### Stated goal
Keep only those lines of the records that include the string "press".

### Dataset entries

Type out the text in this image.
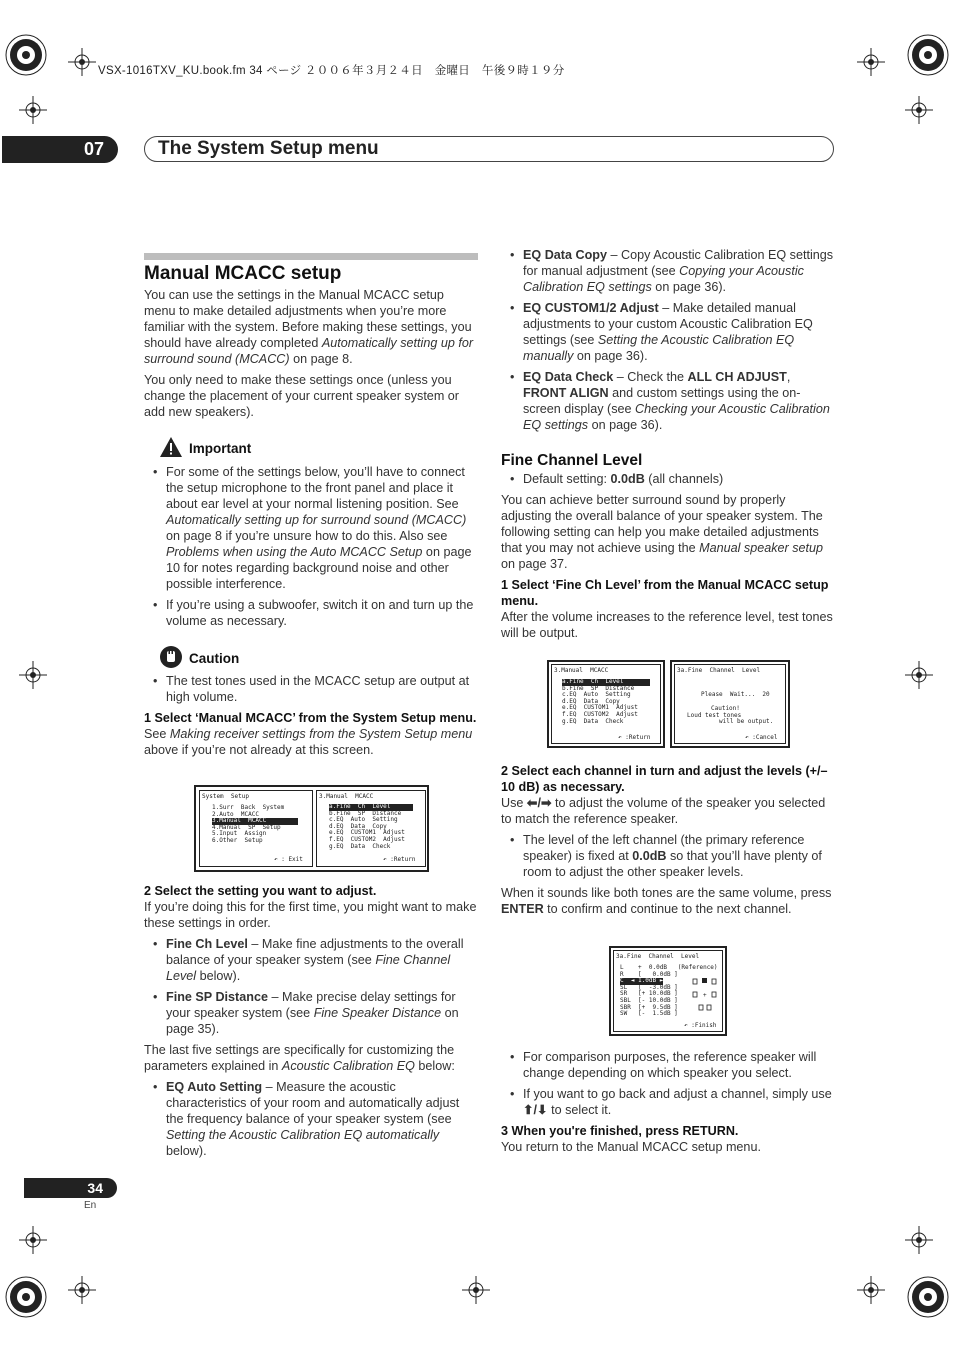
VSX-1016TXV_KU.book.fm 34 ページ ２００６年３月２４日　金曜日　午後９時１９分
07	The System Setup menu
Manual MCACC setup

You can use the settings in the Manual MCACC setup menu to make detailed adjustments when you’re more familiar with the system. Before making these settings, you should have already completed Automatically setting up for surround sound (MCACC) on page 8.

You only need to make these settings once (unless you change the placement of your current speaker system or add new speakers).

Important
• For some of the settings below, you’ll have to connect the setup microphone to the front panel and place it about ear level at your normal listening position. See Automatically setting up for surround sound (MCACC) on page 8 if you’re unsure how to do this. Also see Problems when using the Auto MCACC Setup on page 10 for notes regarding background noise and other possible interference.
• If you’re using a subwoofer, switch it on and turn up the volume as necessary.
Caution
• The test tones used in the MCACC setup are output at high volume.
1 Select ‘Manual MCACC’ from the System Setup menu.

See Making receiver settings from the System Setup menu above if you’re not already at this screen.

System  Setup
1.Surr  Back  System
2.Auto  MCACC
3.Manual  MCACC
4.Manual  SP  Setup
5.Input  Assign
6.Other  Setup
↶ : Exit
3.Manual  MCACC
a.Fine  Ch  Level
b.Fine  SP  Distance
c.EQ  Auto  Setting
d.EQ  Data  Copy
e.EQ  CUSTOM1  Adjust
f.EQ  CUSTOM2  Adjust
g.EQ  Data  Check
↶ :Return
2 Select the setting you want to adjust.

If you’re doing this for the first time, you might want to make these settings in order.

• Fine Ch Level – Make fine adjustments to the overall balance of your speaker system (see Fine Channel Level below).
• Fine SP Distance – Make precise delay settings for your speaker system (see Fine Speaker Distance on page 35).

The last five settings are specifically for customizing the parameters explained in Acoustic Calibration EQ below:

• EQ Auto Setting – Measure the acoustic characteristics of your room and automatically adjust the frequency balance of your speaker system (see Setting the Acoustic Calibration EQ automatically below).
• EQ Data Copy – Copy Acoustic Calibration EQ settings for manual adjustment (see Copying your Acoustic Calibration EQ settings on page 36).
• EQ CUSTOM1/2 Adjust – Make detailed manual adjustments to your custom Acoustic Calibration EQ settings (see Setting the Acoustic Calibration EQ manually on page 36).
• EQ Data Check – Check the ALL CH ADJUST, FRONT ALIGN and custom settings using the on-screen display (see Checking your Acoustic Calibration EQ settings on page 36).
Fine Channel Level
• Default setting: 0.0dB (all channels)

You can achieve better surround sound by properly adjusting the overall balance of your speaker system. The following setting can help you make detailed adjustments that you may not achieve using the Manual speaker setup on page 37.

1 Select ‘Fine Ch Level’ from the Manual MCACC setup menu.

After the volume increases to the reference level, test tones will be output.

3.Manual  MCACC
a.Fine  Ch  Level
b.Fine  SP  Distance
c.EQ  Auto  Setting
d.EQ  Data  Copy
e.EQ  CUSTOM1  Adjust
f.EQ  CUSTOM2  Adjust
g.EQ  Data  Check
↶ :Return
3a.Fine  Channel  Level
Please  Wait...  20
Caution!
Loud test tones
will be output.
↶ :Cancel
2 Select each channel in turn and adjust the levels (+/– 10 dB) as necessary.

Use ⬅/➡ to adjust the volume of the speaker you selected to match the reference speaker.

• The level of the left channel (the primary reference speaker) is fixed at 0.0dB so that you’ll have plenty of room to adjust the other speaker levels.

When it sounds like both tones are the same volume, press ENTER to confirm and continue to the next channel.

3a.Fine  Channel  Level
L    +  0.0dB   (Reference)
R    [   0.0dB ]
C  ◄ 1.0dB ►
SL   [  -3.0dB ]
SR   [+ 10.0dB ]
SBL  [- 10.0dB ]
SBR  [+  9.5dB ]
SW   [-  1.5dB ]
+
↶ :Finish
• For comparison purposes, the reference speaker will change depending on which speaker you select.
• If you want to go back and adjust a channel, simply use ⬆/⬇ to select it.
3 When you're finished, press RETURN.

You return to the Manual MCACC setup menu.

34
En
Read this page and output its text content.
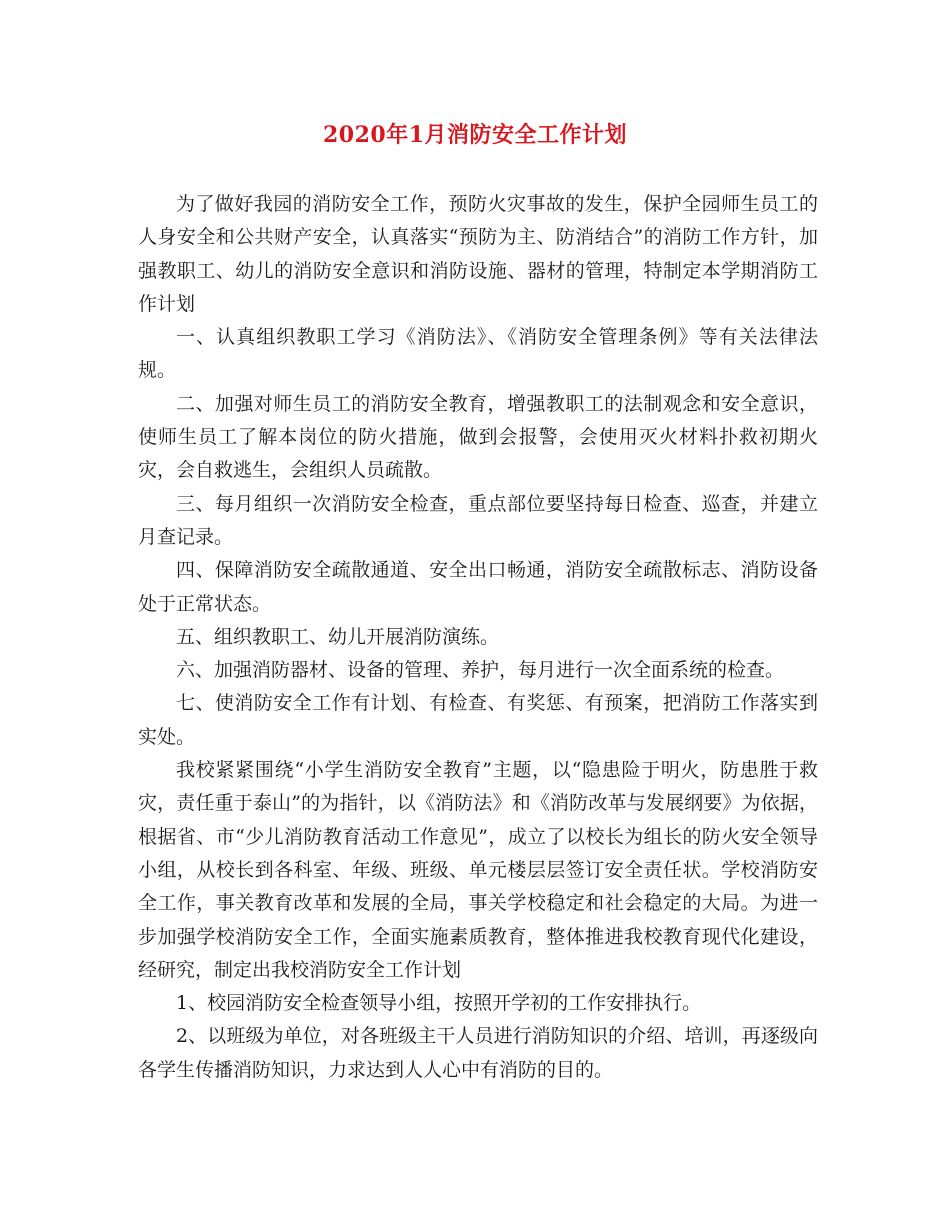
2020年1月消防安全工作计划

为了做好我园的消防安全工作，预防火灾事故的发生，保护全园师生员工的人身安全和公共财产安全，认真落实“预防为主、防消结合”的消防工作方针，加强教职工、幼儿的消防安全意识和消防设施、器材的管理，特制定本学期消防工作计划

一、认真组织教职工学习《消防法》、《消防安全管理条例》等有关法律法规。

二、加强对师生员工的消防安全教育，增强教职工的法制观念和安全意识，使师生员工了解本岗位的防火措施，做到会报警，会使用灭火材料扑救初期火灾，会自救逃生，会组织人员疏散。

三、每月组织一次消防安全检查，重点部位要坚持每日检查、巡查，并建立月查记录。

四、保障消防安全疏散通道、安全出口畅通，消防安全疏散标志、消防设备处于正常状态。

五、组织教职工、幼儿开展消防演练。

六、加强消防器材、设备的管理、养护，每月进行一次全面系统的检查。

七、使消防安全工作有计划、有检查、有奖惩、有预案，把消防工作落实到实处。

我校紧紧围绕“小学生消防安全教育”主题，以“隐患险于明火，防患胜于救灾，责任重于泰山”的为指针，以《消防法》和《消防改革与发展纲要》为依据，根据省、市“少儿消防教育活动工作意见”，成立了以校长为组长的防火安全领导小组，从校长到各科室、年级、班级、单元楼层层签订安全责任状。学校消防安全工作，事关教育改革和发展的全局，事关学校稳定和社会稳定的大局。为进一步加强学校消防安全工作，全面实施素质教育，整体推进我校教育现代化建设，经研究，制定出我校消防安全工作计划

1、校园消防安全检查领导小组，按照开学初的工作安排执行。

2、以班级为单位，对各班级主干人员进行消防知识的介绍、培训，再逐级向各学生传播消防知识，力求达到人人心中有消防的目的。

---

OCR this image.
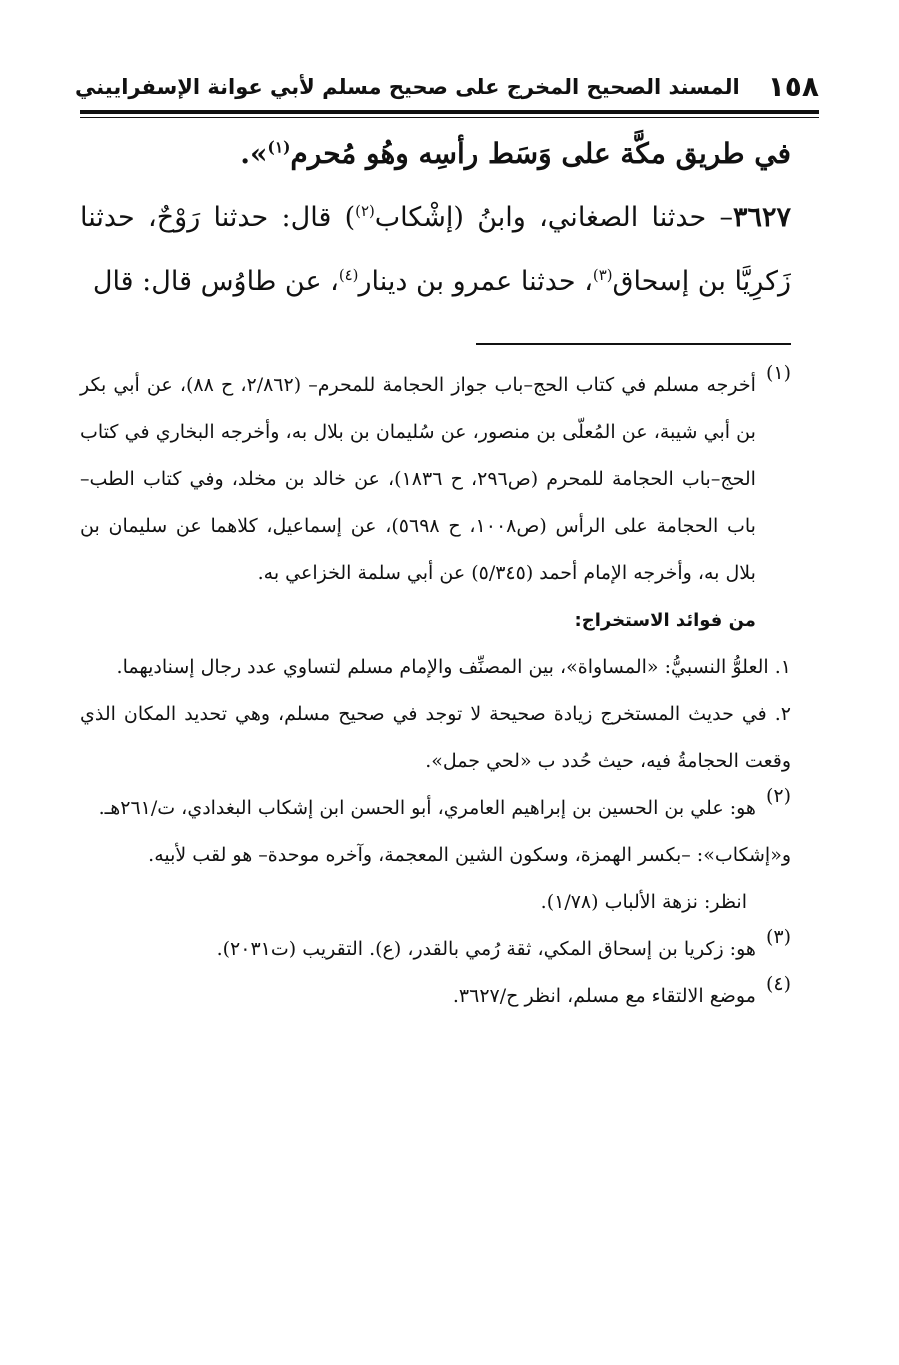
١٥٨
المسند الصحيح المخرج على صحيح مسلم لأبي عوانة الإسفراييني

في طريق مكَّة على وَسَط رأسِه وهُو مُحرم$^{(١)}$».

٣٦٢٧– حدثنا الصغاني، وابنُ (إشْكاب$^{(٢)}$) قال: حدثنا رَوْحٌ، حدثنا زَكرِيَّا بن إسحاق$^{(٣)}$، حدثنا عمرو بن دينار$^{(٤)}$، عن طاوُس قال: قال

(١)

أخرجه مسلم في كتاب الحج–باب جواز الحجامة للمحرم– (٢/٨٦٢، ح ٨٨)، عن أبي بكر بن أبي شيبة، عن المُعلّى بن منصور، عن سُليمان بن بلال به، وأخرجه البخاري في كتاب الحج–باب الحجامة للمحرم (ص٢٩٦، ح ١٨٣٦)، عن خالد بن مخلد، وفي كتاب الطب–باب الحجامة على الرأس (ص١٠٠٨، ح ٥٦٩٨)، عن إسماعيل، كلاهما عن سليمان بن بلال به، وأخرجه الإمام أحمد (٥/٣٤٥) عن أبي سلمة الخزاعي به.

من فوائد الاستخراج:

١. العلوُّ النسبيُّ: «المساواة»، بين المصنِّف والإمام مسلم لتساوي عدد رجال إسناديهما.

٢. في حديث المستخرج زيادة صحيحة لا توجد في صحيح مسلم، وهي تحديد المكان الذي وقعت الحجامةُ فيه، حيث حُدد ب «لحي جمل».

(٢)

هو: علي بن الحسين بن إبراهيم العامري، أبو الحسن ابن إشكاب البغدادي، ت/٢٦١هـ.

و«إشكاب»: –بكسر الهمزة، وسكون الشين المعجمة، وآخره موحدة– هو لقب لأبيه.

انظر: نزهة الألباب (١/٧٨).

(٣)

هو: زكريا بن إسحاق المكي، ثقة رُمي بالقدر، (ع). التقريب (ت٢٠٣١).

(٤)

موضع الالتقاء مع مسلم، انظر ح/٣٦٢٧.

### Written answer
When it sounds like both tones are the same volume, press ENTER to confirm and continue to the next channel.
3 When you're finished, press RETURN.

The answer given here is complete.